◆ BRIEF: Copy, from the entries below, each line in which the string "Nisaa" appears.

◆ MATERIAL FOR THIS EXERCISE:
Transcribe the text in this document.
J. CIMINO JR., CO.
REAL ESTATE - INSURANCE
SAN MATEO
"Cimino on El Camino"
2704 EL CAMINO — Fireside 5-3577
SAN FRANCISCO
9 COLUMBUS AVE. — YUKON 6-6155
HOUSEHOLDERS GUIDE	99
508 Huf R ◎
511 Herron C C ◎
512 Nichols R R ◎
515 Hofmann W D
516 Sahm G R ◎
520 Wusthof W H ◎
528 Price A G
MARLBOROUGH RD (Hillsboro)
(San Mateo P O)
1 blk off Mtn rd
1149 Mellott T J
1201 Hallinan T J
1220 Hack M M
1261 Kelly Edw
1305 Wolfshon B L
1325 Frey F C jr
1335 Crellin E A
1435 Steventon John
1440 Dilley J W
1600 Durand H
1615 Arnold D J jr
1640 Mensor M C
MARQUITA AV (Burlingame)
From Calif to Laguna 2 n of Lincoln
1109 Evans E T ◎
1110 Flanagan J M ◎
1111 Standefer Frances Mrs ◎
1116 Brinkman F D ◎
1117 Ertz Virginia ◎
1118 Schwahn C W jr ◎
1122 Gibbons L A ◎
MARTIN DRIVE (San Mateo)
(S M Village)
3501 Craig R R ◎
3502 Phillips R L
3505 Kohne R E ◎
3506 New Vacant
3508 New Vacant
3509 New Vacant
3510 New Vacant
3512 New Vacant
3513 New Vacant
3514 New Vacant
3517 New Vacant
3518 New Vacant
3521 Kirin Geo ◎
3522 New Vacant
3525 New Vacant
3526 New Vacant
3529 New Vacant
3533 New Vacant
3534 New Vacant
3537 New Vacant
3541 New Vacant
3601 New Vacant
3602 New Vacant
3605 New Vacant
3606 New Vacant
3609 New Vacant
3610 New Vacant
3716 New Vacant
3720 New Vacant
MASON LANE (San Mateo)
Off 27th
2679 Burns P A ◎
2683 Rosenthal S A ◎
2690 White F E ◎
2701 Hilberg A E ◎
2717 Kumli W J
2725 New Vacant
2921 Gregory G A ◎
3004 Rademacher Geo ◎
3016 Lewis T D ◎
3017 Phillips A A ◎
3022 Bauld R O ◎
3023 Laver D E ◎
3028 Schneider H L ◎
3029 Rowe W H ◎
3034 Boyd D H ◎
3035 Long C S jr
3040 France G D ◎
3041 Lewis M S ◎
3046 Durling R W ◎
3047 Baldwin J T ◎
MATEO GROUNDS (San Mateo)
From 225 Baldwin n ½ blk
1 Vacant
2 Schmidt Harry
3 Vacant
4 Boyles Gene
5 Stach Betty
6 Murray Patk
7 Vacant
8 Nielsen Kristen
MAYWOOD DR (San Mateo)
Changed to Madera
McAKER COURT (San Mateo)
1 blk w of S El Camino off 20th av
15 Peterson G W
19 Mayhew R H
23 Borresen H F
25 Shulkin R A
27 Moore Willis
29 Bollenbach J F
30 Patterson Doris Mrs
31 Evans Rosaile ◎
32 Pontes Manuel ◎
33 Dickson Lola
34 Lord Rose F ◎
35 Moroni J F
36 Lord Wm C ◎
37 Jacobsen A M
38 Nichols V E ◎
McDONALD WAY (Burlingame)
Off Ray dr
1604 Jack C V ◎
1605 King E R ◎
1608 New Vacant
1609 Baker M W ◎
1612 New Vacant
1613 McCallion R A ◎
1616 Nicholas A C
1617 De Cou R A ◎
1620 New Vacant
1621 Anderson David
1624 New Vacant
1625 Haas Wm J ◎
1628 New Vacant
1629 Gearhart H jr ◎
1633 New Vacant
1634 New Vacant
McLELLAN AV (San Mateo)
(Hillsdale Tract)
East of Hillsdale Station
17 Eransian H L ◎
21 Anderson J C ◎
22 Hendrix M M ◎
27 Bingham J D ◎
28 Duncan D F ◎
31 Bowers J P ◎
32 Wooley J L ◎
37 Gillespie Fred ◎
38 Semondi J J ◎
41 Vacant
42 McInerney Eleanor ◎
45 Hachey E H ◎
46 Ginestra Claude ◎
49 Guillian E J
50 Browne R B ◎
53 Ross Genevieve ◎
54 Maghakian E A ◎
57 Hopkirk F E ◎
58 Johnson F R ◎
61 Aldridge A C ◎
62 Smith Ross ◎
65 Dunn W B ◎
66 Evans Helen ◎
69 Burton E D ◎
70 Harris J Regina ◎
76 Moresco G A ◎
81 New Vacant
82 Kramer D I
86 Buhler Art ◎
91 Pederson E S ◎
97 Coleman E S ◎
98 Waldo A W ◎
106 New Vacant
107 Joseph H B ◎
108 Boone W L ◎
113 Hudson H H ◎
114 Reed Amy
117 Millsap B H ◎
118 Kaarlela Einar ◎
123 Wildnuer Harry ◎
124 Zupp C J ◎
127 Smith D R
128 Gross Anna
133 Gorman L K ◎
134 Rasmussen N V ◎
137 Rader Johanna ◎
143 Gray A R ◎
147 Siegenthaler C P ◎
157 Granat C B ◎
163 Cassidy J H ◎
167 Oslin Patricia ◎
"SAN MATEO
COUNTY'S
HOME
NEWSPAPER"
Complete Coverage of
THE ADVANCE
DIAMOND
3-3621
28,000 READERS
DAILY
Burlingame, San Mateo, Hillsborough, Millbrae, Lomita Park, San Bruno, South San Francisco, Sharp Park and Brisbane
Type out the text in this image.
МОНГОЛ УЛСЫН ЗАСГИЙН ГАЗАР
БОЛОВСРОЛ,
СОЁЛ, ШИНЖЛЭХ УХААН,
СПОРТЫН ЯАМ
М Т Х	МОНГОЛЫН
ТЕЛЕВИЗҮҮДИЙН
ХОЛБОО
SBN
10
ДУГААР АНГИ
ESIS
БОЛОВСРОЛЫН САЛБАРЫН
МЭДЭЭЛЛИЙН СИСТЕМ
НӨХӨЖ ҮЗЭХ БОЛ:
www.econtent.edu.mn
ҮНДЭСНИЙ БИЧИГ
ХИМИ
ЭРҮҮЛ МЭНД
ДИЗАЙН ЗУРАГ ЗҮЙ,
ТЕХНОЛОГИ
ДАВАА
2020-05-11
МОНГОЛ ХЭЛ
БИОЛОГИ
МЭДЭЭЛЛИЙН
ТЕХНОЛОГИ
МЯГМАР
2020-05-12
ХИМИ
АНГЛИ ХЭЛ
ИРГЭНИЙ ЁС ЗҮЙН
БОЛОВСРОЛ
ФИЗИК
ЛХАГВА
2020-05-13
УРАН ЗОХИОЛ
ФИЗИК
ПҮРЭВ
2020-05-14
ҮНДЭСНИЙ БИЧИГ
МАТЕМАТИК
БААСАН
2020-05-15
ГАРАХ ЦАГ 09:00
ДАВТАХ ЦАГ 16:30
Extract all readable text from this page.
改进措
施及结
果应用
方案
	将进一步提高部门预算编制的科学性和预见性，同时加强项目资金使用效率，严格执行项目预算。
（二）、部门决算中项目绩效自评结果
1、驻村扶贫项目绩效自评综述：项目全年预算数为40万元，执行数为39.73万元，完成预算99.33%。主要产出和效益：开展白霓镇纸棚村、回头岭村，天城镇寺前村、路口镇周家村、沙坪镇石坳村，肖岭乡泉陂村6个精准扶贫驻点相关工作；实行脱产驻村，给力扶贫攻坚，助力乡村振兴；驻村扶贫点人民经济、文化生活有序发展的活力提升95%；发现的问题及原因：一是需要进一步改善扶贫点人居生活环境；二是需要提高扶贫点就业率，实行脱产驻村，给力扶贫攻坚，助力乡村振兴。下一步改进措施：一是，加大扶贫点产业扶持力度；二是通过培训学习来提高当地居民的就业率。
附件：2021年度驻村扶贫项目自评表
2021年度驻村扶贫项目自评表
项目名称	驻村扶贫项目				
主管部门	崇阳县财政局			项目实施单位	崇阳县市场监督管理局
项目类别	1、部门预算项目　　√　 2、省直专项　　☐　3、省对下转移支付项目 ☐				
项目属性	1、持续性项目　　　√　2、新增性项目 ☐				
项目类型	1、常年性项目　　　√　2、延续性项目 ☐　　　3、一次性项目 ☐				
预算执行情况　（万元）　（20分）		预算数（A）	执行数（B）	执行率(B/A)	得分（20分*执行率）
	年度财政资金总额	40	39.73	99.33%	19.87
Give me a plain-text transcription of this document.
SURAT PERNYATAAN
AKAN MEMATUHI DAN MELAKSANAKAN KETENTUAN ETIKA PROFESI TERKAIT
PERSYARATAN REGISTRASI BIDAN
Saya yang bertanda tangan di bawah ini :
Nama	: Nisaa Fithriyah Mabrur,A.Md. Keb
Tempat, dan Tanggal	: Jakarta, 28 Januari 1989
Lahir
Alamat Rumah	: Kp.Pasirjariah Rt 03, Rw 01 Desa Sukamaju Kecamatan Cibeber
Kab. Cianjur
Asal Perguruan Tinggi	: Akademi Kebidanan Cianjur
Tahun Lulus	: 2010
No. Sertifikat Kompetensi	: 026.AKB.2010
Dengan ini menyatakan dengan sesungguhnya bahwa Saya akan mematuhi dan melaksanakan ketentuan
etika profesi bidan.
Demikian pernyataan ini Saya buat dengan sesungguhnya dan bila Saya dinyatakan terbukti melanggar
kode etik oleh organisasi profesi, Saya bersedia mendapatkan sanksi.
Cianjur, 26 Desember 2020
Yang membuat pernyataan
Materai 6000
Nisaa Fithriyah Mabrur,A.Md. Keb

◆ ANSWER TO THIS PROBLEM:
Nama	: Nisaa Fithriyah Mabrur,A.Md. Keb
Nisaa Fithriyah Mabrur,A.Md. Keb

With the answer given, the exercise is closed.